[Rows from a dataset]
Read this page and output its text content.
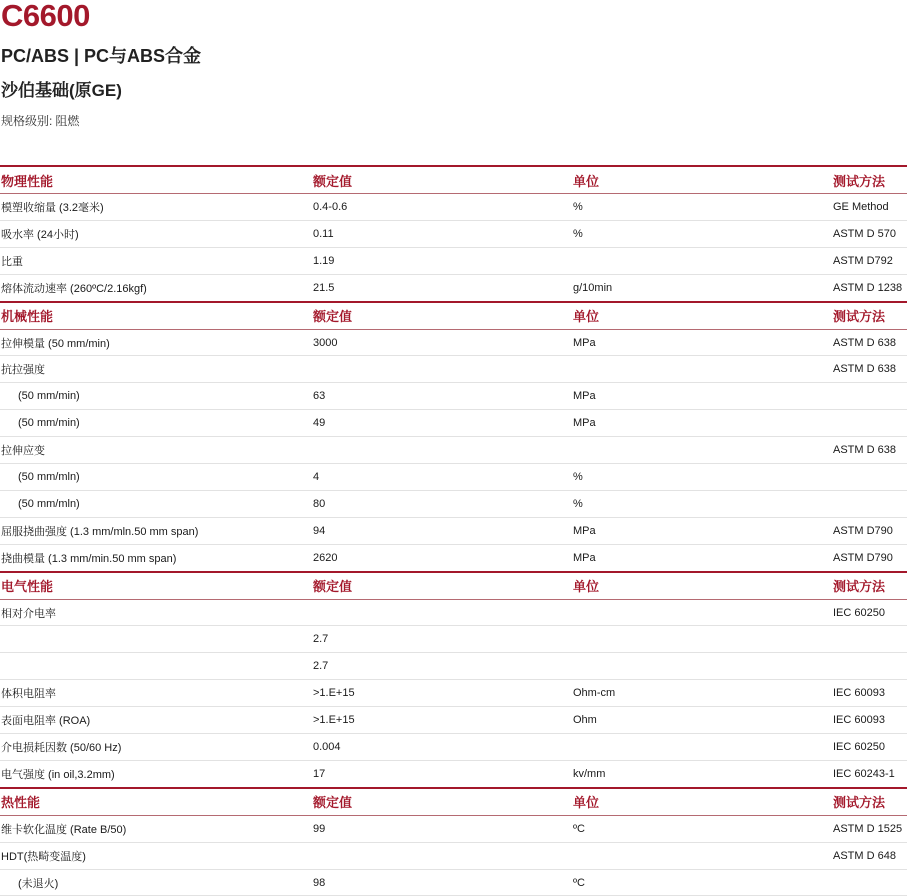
C6600
PC/ABS | PC与ABS合金
沙伯基础(原GE)
规格级别: 阻燃
物理性能	额定值	单位	测试方法
模塑收缩量 (3.2毫米)	0.4-0.6	%	GE Method
吸水率 (24小时)	0.11	%	ASTM D 570
比重	1.19		ASTM D792
熔体流动速率 (260ºC/2.16kgf)	21.5	g/10min	ASTM D 1238
机械性能	额定值	单位	测试方法
拉伸模量 (50 mm/min)	3000	MPa	ASTM D 638
抗拉强度			ASTM D 638
(50 mm/min)	63	MPa	
(50 mm/min)	49	MPa	
拉伸应变			ASTM D 638
(50 mm/mln)	4	%	
(50 mm/mln)	80	%	
屈服挠曲强度 (1.3 mm/mln.50 mm span)	94	MPa	ASTM D790
挠曲模量 (1.3 mm/min.50 mm span)	2620	MPa	ASTM D790
电气性能	额定值	单位	测试方法
相对介电率			IEC 60250
	2.7		
	2.7		
体积电阻率	>1.E+15	Ohm-cm	IEC 60093
表面电阻率 (ROA)	>1.E+15	Ohm	IEC 60093
介电损耗因数 (50/60 Hz)	0.004		IEC 60250
电气强度 (in oil,3.2mm)	17	kv/mm	IEC 60243-1
热性能	额定值	单位	测试方法
维卡软化温度 (Rate B/50)	99	ºC	ASTM D 1525
HDT(热畸变温度)			ASTM D 648
(未退火)	98	ºC	
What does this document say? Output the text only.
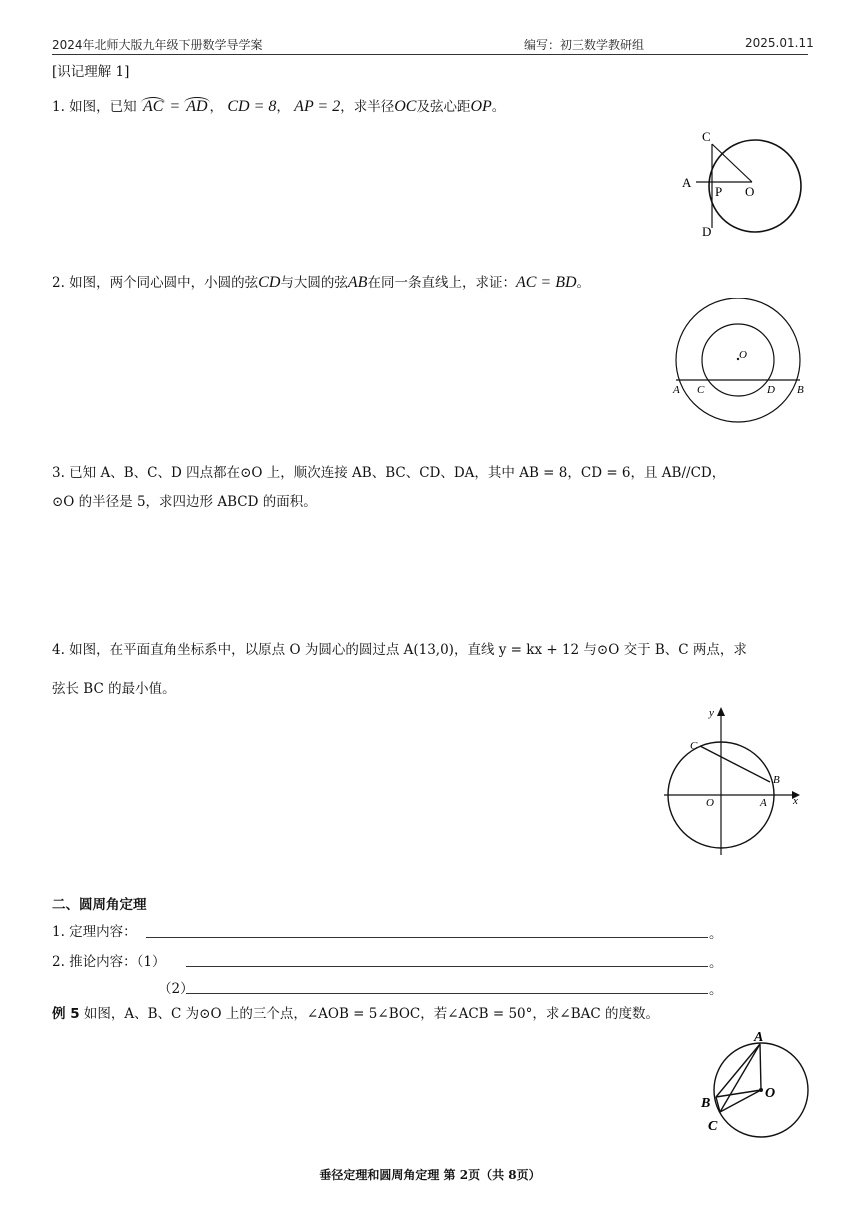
2024年北师大版九年级下册数学导学案	编写：初三数学教研组	2025.01.11
[识记理解 1]
1. 如图，已知 AC = AD ， CD = 8， AP = 2，求半径OC及弦心距OP。
C
A
P O
D
2. 如图，两个同心圆中，小圆的弦CD与大圆的弦AB在同一条直线上，求证：AC = BD。
O
A C	D B
3. 已知 A、B、C、D 四点都在⊙O 上，顺次连接 AB、BC、CD、DA，其中 AB = 8，CD = 6，且 AB//CD，
⊙O 的半径是 5，求四边形 ABCD 的面积。
4. 如图，在平面直角坐标系中，以原点 O 为圆心的圆过点 A(13,0)，直线 y = kx + 12 与⊙O 交于 B、C 两点，求
弦长 BC 的最小值。
y
x
C
B
O	A
二、圆周角定理
1. 定理内容：	。
2. 推论内容：（1）	。
（2）	。
例 5 如图，A、B、C 为⊙O 上的三个点，∠AOB = 5∠BOC，若∠ACB = 50°，求∠BAC 的度数。
A
O
B
C
垂径定理和圆周角定理 第 2页（共 8页）
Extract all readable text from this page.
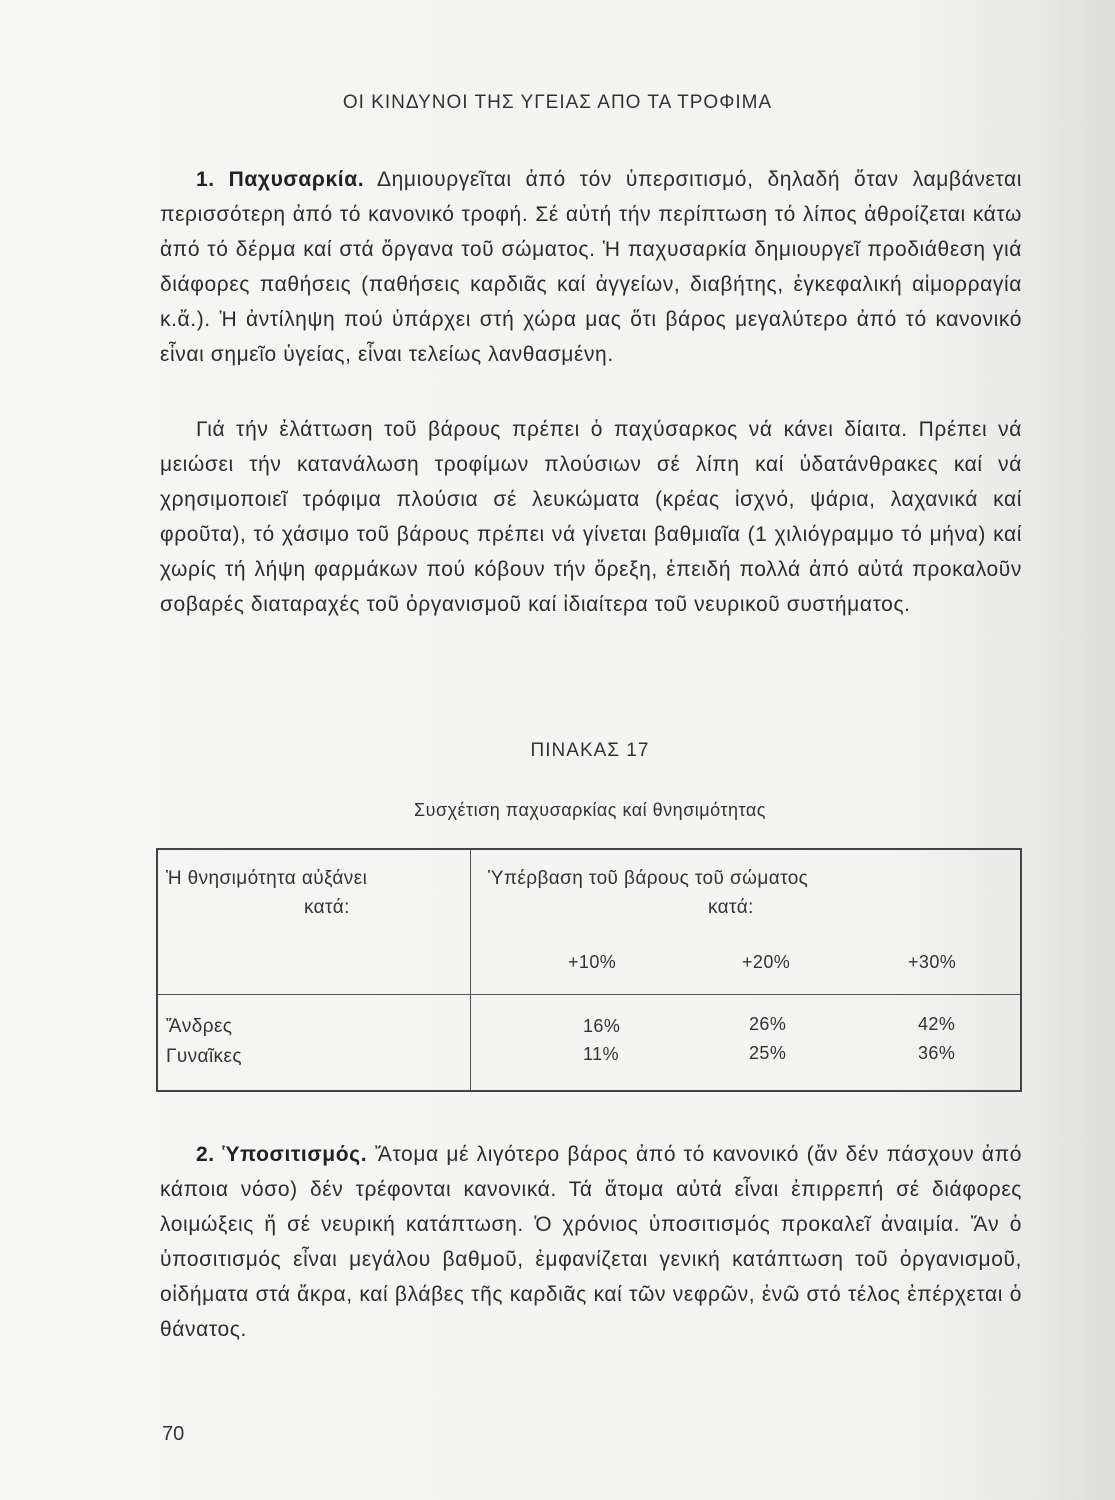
ΟΙ ΚΙΝΔΥΝΟΙ ΤΗΣ ΥΓΕΙΑΣ ΑΠΟ ΤΑ ΤΡΟΦΙΜΑ
1. Παχυσαρκία. Δημιουργεῖται ἀπό τόν ὑπερσιτισμό, δηλαδή ὅταν λαμβάνεται περισσότερη ἀπό τό κανονικό τροφή. Σέ αὐτή τήν περίπτωση τό λίπος ἀθροίζεται κάτω ἀπό τό δέρμα καί στά ὄργανα τοῦ σώματος. Ἡ παχυσαρκία δημιουργεῖ προδιάθεση γιά διάφορες παθήσεις (παθήσεις καρδιᾶς καί ἀγγείων, διαβήτης, ἐγκεφαλική αἱμορραγία κ.ἄ.). Ἡ ἀντίληψη πού ὑπάρχει στή χώρα μας ὅτι βάρος μεγαλύτερο ἀπό τό κανονικό εἶναι σημεῖο ὑγείας, εἶναι τελείως λανθασμένη.
Γιά τήν ἐλάττωση τοῦ βάρους πρέπει ὁ παχύσαρκος νά κάνει δίαιτα. Πρέπει νά μειώσει τήν κατανάλωση τροφίμων πλούσιων σέ λίπη καί ὑδατάνθρακες καί νά χρησιμοποιεῖ τρόφιμα πλούσια σέ λευκώματα (κρέας ἰσχνό, ψάρια, λαχανικά καί φροῦτα), τό χάσιμο τοῦ βάρους πρέπει νά γίνεται βαθμιαῖα (1 χιλιόγραμμο τό μήνα) καί χωρίς τή λήψη φαρμάκων πού κόβουν τήν ὄρεξη, ἐπειδή πολλά ἀπό αὐτά προκαλοῦν σοβαρές διαταραχές τοῦ ὀργανισμοῦ καί ἰδιαίτερα τοῦ νευρικοῦ συστήματος.
ΠΙΝΑΚΑΣ 17
Συσχέτιση παχυσαρκίας καί θνησιμότητας
Ἡ θνησιμότητα αὐξάνει
κατά:
Ὑπέρβαση τοῦ βάρους τοῦ σώματος
κατά:
+10%	+20%	+30%
Ἄνδρες	16%	26%	42%
Γυναῖκες	11%	25%	36%
2. Ὑποσιτισμός. Ἄτομα μέ λιγότερο βάρος ἀπό τό κανονικό (ἄν δέν πάσχουν ἀπό κάποια νόσο) δέν τρέφονται κανονικά. Τά ἄτομα αὐτά εἶναι ἐπιρρεπή σέ διάφορες λοιμώξεις ἤ σέ νευρική κατάπτωση. Ὁ χρόνιος ὑποσιτισμός προκαλεῖ ἀναιμία. Ἄν ὁ ὑποσιτισμός εἶναι μεγάλου βαθμοῦ, ἐμφανίζεται γενική κατάπτωση τοῦ ὀργανισμοῦ, οἰδήματα στά ἄκρα, καί βλάβες τῆς καρδιᾶς καί τῶν νεφρῶν, ἐνῶ στό τέλος ἐπέρχεται ὁ θάνατος.
70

» **Goal**:
Each line that contains the string "span" counts once; report how many such lines the entries have, giving only the number.

» **Exercise response**:
2